> **STATED TASK**
Copy out all lines carrying the word "Suisse".

******************************

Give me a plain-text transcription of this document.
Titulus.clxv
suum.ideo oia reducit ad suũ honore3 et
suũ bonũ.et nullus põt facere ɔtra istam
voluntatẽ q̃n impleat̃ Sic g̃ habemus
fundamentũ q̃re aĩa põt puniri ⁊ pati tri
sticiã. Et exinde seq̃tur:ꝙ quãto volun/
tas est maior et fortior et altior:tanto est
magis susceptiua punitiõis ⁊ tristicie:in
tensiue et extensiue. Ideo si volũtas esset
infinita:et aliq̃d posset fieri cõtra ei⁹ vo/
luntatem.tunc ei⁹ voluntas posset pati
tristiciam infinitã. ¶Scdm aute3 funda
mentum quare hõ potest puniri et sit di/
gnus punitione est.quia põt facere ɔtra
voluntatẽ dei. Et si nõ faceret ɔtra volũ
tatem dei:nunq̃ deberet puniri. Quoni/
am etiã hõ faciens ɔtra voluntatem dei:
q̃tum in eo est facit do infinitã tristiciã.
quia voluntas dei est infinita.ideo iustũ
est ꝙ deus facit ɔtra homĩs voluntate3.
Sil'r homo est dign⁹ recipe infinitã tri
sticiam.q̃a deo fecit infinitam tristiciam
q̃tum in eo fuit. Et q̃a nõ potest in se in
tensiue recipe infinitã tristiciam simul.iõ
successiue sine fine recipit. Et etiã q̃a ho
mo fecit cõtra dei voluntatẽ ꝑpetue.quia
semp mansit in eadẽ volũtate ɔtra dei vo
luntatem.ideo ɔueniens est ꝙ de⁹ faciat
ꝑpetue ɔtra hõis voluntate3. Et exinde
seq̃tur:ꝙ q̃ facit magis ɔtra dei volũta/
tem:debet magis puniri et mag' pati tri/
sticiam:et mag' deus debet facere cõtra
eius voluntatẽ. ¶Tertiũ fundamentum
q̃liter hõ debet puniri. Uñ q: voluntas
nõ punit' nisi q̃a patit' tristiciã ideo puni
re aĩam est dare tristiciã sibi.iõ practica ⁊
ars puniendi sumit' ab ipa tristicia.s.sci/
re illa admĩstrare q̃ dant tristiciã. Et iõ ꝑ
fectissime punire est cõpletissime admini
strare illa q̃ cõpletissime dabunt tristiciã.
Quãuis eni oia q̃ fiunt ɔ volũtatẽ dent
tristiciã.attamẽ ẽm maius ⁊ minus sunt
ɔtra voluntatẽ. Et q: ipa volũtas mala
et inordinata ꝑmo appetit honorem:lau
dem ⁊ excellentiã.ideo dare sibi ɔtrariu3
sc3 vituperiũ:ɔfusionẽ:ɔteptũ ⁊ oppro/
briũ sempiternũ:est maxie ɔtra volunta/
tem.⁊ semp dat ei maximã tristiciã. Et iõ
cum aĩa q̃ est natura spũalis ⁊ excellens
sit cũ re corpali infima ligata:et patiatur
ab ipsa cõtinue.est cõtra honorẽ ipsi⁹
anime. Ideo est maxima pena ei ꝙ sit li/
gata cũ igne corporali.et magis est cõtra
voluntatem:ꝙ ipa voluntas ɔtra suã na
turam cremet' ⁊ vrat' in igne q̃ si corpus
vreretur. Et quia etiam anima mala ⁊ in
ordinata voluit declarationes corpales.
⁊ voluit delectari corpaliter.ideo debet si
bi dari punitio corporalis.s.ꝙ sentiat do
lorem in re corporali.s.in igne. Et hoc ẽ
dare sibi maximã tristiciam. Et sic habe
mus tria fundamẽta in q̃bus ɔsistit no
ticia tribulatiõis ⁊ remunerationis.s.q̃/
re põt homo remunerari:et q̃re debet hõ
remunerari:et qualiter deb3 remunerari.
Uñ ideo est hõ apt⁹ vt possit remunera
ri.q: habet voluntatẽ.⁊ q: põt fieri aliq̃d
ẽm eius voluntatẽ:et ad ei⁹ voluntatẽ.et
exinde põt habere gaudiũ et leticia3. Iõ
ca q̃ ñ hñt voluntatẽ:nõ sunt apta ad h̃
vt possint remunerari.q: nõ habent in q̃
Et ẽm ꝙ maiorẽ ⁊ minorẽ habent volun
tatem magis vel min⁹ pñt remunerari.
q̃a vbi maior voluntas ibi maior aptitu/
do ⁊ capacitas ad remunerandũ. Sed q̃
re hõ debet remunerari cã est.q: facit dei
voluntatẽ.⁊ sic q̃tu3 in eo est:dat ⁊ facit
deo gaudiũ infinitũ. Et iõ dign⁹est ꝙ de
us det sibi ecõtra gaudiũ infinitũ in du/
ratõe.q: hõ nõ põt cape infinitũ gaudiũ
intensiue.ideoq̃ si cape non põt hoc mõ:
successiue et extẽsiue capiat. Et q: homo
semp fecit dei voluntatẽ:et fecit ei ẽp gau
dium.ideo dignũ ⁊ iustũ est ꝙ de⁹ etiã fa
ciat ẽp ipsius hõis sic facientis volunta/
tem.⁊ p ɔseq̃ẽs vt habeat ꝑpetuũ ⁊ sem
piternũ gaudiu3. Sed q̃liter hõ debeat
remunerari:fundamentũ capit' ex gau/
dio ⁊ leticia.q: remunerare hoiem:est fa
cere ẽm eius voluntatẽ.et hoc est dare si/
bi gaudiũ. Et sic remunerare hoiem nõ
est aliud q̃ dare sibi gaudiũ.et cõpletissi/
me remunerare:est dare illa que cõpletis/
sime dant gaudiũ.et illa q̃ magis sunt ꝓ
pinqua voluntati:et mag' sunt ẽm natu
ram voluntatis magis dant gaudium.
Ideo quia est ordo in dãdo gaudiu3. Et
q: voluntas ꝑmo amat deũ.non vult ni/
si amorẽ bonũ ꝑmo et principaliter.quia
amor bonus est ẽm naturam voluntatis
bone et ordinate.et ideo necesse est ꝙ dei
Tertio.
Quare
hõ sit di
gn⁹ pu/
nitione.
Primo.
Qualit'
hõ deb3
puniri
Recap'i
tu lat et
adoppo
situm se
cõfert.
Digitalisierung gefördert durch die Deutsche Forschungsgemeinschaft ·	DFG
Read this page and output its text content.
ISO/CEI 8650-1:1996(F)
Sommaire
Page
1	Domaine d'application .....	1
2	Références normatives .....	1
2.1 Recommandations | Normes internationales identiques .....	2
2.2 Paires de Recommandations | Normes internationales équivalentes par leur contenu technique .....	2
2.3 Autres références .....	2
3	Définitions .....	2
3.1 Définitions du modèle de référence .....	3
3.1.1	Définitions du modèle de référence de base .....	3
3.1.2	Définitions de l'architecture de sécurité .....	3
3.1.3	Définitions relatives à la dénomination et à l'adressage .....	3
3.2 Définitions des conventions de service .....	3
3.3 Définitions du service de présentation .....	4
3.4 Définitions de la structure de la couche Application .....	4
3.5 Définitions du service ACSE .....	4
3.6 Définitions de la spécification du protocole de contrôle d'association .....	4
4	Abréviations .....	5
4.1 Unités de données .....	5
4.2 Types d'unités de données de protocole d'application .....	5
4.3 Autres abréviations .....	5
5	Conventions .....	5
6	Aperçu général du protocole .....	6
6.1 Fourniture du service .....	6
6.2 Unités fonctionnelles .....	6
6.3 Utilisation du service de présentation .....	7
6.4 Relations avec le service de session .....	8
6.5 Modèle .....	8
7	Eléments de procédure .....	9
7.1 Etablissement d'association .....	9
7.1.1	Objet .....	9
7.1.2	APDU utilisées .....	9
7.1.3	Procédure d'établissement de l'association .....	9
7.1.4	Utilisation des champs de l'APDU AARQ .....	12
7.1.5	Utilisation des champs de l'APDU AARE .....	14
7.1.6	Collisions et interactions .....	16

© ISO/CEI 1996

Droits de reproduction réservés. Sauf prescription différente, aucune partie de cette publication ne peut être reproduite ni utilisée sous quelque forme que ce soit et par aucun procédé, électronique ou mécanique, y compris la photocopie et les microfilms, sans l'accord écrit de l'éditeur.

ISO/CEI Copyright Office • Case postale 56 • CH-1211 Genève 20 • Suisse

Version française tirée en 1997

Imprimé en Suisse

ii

******************************

> **TASK RESPONSE**
ISO/CEI Copyright Office • Case postale 56 • CH-1211 Genève 20 • Suisse
Imprimé en Suisse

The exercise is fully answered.